Aim ->
Locate the string "code" in the records below. Copy every line where it occurs.

==== Material to process ====

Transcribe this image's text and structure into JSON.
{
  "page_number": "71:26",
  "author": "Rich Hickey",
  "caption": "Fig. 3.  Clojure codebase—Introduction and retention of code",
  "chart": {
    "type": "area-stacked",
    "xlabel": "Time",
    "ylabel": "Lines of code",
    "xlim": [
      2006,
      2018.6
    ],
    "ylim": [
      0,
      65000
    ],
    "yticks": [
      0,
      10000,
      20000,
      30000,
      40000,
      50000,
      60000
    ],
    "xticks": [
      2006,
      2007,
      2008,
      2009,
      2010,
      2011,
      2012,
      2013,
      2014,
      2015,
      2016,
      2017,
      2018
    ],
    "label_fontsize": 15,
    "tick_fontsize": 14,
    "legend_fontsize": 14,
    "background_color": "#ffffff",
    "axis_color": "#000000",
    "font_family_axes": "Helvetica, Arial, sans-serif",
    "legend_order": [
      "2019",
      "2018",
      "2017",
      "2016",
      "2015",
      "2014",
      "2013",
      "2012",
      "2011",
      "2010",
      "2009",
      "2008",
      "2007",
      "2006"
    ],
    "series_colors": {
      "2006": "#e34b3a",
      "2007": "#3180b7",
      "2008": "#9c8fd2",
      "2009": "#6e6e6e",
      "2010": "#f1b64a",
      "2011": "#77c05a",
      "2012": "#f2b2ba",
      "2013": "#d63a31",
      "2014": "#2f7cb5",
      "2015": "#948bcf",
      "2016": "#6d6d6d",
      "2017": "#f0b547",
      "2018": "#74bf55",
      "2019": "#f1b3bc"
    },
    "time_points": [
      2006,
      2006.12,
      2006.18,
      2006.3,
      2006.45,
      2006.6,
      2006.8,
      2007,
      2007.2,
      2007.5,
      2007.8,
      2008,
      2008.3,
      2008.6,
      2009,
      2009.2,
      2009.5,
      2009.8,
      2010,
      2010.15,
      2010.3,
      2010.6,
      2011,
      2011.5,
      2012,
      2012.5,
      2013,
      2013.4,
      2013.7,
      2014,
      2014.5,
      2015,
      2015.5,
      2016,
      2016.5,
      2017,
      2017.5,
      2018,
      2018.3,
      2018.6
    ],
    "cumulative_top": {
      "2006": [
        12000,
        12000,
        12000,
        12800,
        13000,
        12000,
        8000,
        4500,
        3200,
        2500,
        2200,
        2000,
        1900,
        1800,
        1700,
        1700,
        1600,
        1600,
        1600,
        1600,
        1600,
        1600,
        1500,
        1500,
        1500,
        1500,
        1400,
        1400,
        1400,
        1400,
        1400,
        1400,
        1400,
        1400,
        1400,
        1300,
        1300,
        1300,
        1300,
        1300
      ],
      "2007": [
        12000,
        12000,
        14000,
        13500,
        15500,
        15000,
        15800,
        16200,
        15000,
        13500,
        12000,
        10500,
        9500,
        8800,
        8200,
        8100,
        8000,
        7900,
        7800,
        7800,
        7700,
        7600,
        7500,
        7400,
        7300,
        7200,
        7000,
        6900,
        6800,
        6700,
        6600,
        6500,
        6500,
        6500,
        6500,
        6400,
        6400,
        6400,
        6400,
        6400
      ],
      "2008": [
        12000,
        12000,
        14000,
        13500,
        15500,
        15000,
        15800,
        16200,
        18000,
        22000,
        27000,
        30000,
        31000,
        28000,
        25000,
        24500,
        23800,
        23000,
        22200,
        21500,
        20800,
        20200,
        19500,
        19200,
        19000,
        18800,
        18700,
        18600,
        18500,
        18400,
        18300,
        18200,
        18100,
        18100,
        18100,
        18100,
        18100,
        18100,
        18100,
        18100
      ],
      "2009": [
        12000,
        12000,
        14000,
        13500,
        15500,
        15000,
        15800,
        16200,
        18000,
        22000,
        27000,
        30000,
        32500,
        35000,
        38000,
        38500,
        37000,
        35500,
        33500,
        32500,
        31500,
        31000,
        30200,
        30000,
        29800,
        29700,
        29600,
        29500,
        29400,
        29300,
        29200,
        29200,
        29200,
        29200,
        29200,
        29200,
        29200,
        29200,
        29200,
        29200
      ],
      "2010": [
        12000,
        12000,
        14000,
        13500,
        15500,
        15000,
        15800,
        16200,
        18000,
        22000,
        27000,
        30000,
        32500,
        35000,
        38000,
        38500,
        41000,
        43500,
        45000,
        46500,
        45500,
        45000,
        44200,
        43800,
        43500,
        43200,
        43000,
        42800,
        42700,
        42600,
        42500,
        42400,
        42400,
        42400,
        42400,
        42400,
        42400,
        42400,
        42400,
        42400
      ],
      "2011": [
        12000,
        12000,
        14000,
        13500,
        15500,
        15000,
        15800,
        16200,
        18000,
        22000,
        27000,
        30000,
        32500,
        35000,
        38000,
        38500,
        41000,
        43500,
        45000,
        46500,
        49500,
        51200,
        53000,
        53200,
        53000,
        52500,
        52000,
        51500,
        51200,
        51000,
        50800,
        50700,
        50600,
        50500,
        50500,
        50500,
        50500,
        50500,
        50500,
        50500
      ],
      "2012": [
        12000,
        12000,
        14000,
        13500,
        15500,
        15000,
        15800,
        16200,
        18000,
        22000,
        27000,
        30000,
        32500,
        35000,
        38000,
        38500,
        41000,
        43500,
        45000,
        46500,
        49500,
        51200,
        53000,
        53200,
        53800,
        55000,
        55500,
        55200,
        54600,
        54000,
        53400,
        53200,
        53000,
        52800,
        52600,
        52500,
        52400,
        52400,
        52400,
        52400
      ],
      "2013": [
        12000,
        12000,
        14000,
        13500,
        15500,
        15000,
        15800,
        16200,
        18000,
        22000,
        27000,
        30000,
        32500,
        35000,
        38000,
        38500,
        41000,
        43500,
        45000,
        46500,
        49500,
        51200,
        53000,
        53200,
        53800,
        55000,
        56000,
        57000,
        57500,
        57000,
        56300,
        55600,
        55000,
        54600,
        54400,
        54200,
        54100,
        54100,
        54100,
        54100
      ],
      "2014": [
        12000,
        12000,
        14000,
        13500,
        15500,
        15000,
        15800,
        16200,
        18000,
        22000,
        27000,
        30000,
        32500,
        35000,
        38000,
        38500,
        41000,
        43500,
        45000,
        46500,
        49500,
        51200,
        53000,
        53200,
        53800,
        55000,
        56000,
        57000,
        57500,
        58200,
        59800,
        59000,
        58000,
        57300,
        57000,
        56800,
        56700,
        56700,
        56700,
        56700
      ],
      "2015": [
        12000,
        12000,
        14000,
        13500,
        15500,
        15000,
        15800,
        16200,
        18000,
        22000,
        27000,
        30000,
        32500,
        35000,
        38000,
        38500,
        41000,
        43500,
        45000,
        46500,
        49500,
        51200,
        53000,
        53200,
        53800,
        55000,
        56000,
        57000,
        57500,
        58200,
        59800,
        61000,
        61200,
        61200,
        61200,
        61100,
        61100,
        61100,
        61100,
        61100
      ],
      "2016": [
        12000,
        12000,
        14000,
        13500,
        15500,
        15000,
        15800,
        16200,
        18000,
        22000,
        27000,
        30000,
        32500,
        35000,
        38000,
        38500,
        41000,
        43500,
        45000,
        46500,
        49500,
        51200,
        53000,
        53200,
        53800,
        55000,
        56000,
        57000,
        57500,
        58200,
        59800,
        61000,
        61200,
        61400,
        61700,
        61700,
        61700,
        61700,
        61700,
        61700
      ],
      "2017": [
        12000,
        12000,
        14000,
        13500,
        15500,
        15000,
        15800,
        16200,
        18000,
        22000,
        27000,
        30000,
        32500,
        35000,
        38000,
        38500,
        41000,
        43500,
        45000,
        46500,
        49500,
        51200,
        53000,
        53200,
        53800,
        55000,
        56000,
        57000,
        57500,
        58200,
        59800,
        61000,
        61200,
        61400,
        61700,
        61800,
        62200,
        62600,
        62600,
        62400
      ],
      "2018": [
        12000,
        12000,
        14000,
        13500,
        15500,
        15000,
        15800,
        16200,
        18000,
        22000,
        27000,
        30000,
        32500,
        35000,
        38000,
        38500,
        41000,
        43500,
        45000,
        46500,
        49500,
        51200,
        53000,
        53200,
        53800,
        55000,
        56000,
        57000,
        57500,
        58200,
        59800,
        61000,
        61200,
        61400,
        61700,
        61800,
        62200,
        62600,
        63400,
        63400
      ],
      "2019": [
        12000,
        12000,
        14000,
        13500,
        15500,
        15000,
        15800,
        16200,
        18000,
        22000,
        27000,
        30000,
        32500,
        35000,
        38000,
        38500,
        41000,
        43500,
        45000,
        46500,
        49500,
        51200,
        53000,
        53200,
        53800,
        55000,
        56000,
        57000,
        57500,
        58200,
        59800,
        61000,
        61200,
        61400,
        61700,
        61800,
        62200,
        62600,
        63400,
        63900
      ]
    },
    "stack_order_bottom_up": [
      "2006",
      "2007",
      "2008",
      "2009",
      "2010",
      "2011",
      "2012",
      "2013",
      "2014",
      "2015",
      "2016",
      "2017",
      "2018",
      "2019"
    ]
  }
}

====

Result of this task ->
  "caption": "Fig. 3.  Clojure codebase—Introduction and retention of code",
    "ylabel": "Lines of code",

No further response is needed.